[Some records]
------------------------------------
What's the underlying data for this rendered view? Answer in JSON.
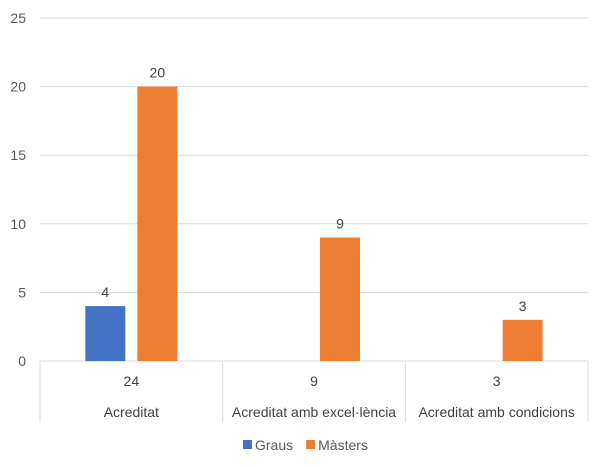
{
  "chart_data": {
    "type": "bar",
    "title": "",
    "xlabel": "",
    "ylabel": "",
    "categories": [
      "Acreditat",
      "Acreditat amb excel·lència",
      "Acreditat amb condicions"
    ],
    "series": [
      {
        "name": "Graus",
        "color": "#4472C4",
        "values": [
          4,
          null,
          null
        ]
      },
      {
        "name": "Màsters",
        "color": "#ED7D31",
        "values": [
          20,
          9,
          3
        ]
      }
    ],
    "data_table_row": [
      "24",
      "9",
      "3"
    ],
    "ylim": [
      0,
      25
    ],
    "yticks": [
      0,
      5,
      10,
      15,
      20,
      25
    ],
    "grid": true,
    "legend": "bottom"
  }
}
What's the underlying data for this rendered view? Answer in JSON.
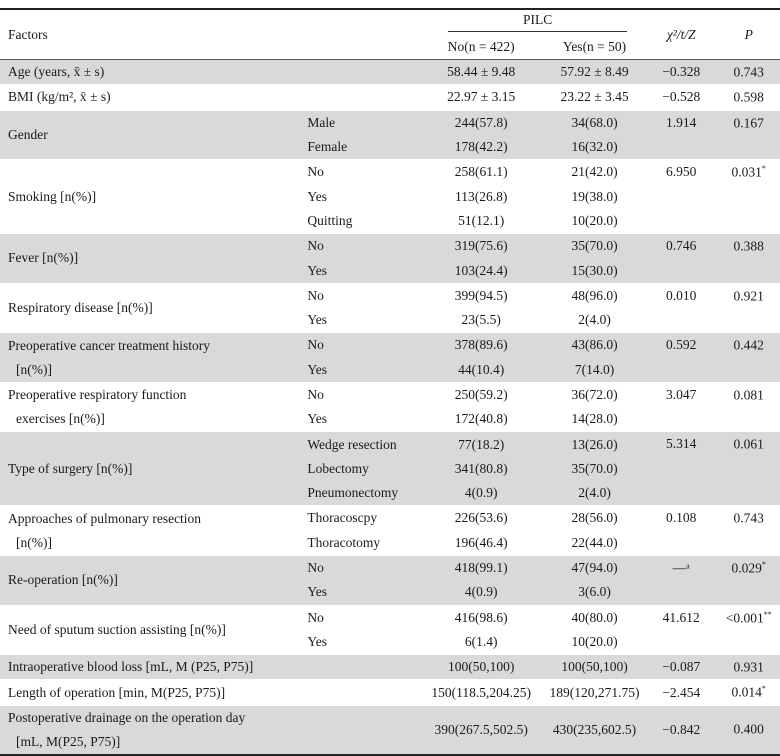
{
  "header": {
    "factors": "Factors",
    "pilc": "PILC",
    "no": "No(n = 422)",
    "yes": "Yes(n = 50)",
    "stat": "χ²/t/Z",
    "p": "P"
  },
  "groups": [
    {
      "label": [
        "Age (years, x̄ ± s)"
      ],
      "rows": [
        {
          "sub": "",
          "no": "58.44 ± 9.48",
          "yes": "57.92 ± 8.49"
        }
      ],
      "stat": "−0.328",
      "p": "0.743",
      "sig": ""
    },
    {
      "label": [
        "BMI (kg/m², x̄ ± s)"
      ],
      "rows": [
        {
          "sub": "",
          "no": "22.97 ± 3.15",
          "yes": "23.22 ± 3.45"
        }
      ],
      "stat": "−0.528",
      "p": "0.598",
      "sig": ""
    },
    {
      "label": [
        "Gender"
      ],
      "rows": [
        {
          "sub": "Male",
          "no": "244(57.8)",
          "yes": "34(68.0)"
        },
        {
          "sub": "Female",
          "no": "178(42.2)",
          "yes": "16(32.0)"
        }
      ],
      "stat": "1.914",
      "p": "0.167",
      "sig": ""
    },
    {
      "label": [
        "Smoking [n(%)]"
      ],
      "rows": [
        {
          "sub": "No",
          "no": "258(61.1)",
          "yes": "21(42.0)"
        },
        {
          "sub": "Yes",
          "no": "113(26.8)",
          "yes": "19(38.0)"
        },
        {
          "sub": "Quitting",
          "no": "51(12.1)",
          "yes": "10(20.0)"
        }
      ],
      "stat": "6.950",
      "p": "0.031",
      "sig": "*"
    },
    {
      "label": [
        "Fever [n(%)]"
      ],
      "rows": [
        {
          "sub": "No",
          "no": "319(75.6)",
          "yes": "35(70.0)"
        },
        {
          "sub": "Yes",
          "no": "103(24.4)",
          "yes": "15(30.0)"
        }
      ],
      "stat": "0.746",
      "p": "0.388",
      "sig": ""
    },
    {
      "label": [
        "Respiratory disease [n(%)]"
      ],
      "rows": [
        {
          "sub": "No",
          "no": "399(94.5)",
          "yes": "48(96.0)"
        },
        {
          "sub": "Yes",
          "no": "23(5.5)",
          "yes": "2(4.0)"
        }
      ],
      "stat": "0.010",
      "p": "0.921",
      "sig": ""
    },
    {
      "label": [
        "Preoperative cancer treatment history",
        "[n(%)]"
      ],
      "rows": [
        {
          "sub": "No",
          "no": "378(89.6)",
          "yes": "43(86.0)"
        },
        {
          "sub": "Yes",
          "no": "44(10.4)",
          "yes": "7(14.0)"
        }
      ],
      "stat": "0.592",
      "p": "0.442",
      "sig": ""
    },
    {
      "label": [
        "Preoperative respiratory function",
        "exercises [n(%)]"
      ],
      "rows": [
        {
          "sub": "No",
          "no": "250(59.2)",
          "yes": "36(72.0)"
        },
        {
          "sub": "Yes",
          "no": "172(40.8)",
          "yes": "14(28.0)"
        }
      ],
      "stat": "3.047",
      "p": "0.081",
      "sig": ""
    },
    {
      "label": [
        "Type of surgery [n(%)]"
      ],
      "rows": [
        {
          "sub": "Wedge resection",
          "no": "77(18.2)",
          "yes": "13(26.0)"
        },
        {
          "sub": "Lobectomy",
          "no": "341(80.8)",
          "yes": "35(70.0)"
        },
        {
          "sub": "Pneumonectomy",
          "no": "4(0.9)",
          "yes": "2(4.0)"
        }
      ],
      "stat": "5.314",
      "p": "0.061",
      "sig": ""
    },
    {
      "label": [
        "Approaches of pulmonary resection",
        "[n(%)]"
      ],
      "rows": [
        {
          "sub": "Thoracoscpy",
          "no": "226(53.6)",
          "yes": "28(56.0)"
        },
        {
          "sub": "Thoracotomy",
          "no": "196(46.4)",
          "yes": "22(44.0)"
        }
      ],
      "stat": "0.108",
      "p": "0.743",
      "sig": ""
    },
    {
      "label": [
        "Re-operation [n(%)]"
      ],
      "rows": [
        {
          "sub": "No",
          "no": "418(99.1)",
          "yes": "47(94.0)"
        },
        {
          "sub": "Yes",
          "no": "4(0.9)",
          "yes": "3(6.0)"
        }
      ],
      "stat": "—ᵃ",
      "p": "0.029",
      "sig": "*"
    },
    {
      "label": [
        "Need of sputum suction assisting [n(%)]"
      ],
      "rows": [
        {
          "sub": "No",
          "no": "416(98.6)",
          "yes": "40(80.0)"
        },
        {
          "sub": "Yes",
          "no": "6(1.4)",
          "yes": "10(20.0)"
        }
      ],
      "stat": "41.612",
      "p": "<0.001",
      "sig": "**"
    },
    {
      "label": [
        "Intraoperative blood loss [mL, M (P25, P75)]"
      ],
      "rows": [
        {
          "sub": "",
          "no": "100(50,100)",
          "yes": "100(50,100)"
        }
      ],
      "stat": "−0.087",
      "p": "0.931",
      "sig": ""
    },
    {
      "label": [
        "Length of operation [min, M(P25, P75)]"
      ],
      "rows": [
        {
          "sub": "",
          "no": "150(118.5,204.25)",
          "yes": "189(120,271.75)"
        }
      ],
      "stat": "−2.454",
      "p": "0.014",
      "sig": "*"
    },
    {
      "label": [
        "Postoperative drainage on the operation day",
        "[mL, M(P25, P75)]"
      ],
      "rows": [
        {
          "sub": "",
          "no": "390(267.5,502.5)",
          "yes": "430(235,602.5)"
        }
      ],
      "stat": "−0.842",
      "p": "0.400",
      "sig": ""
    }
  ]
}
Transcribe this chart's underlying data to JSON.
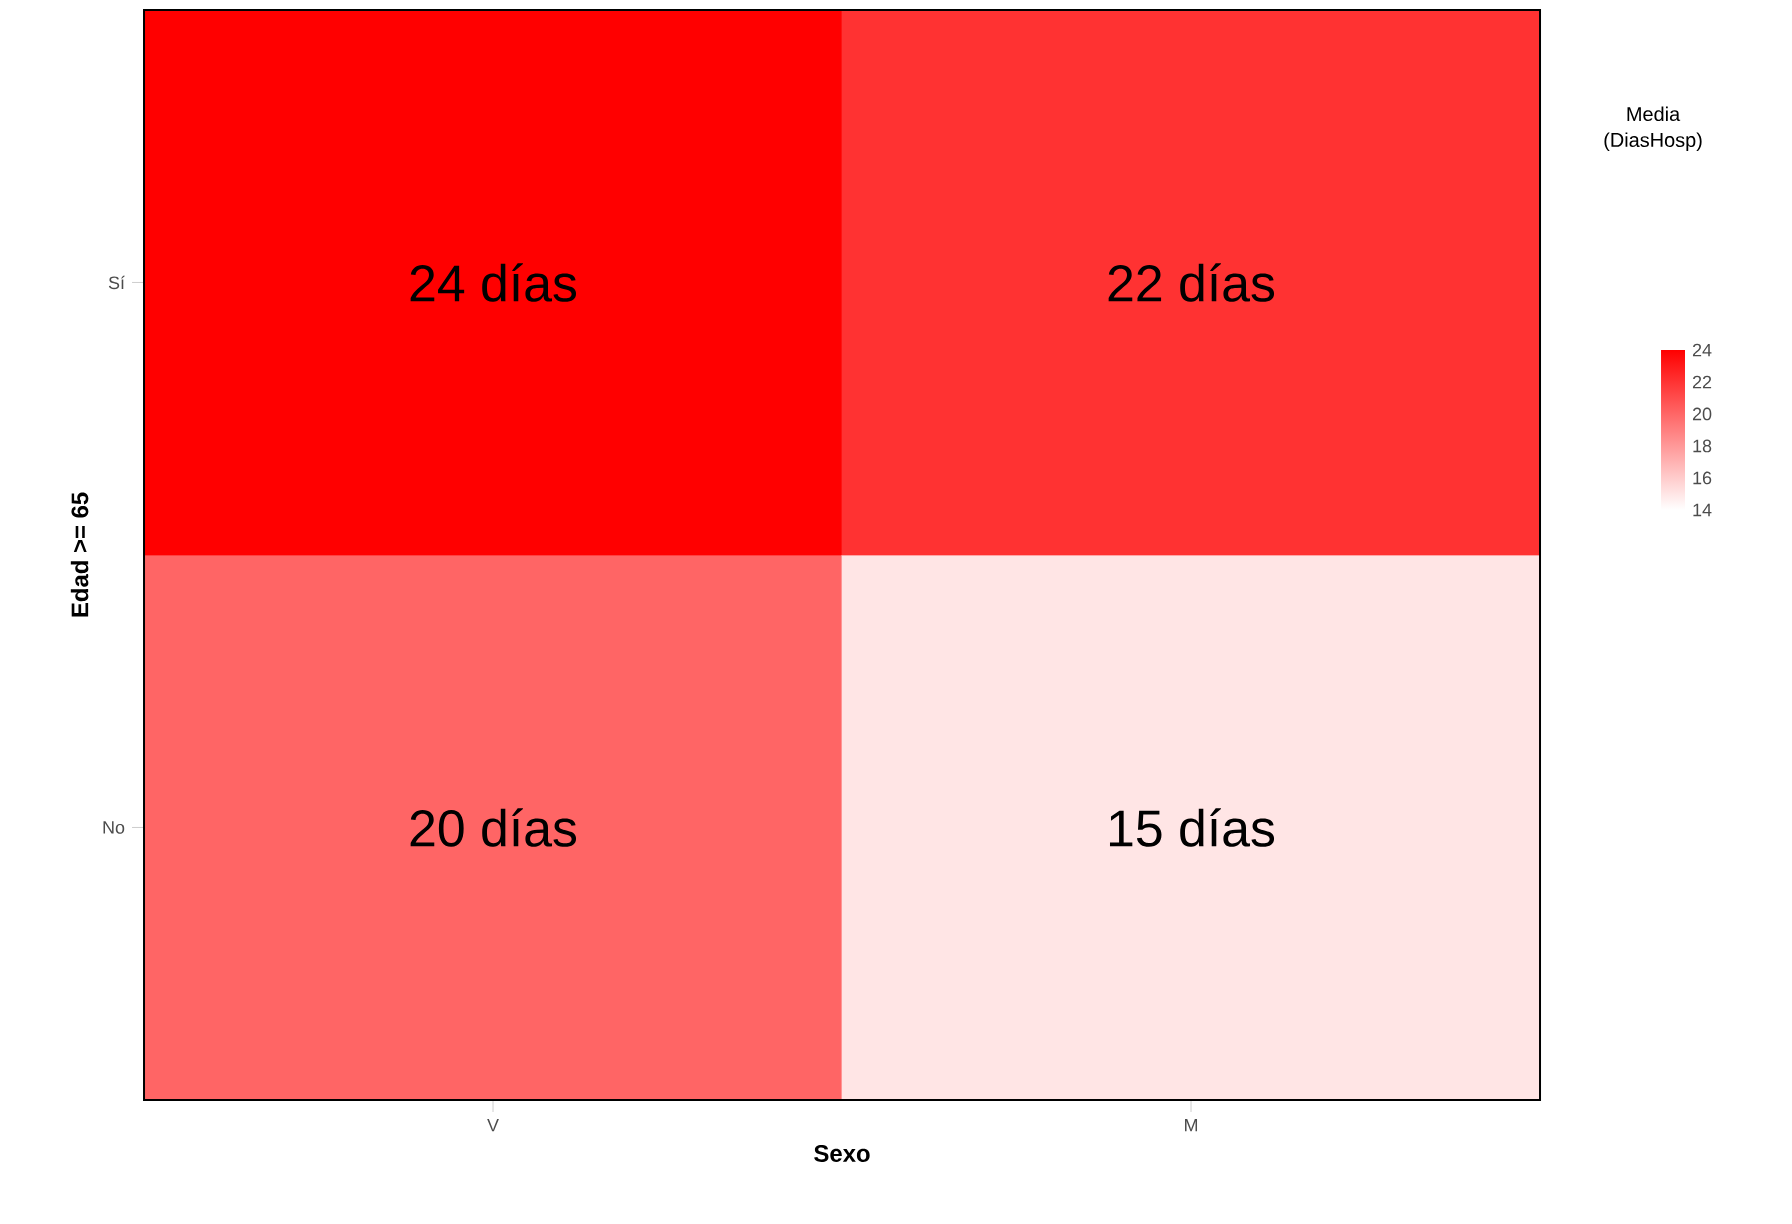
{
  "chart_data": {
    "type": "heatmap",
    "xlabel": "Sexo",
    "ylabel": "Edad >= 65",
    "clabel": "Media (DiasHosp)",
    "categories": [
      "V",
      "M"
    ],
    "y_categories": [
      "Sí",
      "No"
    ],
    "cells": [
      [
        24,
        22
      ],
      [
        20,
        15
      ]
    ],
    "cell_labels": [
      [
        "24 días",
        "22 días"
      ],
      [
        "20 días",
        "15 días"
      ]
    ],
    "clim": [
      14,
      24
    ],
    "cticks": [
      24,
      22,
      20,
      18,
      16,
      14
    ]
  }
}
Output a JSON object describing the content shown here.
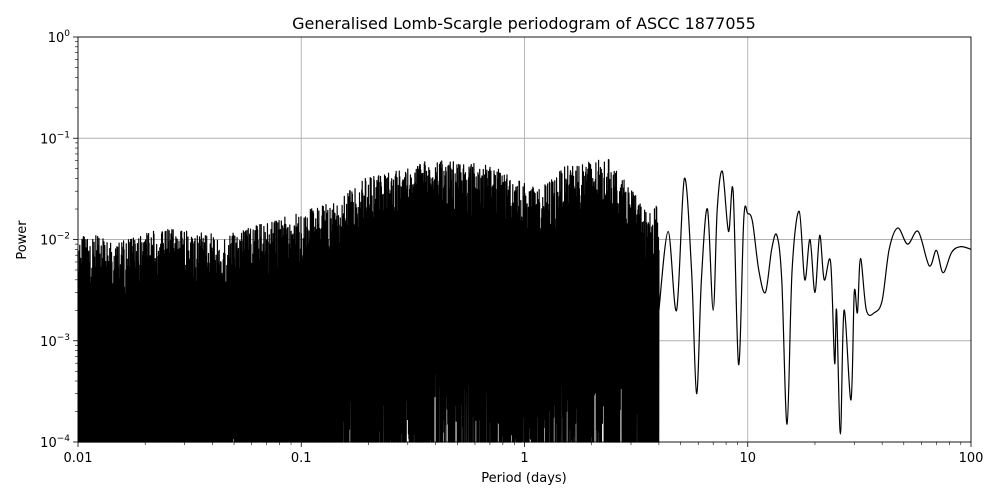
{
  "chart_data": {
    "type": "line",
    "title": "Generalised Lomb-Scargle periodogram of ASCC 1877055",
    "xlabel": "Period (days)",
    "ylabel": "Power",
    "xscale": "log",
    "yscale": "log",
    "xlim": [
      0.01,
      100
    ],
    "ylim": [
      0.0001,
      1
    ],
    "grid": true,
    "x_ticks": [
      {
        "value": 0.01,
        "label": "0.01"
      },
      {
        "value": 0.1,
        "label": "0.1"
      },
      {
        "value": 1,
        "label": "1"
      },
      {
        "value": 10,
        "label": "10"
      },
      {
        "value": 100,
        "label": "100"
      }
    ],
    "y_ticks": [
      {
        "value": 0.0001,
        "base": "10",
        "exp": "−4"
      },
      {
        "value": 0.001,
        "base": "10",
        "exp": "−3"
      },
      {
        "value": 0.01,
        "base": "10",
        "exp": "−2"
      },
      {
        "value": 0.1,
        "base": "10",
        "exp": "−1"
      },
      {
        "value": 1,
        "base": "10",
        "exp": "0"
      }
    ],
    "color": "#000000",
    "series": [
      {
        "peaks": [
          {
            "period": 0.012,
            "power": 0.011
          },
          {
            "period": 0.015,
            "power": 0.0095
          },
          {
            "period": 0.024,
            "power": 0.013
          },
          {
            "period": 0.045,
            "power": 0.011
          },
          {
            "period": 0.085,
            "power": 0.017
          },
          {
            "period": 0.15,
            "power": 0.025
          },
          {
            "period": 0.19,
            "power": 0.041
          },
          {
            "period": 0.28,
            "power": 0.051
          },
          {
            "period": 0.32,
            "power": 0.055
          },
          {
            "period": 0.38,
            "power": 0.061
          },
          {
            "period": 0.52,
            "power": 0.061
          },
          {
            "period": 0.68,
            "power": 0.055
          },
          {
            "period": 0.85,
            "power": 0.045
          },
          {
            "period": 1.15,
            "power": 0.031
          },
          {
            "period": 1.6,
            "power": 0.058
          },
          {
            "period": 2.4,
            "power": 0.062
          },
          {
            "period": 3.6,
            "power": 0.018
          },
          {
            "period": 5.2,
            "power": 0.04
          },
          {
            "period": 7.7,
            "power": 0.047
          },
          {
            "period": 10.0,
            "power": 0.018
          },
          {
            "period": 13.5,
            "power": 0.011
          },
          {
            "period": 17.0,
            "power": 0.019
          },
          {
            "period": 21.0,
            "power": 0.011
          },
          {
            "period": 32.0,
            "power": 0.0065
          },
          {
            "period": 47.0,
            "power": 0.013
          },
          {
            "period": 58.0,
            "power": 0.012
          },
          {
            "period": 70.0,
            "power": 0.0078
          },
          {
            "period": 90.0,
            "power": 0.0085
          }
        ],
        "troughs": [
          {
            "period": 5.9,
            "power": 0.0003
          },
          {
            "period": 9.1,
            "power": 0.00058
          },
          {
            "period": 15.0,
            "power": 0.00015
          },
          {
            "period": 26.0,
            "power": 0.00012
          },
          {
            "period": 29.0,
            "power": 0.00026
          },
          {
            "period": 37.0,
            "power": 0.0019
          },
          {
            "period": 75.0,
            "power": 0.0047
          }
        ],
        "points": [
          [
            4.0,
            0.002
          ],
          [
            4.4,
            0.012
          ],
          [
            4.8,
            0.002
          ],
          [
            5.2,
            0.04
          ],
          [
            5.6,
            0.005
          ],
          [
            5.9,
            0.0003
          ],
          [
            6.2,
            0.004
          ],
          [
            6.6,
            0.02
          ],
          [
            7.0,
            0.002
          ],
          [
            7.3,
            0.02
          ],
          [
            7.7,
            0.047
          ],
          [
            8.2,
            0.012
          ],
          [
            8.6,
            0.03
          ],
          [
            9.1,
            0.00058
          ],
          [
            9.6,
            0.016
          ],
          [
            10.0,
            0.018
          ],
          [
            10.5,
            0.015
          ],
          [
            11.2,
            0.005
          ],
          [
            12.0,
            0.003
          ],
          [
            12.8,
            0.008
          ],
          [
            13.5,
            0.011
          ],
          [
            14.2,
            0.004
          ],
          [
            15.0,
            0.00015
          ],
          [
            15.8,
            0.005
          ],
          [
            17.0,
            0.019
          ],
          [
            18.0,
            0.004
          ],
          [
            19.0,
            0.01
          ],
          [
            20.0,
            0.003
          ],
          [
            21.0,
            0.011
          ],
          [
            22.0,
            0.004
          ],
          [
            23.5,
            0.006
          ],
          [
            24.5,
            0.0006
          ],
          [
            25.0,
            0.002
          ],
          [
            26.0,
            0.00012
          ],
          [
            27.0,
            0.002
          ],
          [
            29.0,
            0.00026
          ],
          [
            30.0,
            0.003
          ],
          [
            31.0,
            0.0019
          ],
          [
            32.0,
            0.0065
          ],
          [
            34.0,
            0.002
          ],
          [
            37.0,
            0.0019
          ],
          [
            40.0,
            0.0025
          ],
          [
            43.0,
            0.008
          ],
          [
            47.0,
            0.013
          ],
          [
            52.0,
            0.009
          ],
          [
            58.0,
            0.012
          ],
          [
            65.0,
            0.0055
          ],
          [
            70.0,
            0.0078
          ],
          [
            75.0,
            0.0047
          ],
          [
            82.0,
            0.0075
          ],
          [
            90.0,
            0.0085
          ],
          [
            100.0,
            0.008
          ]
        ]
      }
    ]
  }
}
------------------------------------
WHAT TO WORK ON: Pull every line containing the word "Acreditat" out of the material and copy it.

ANSWER BELOW:
      "Acreditat",
      "Acreditat amb excel·lència",
      "Acreditat amb condicions"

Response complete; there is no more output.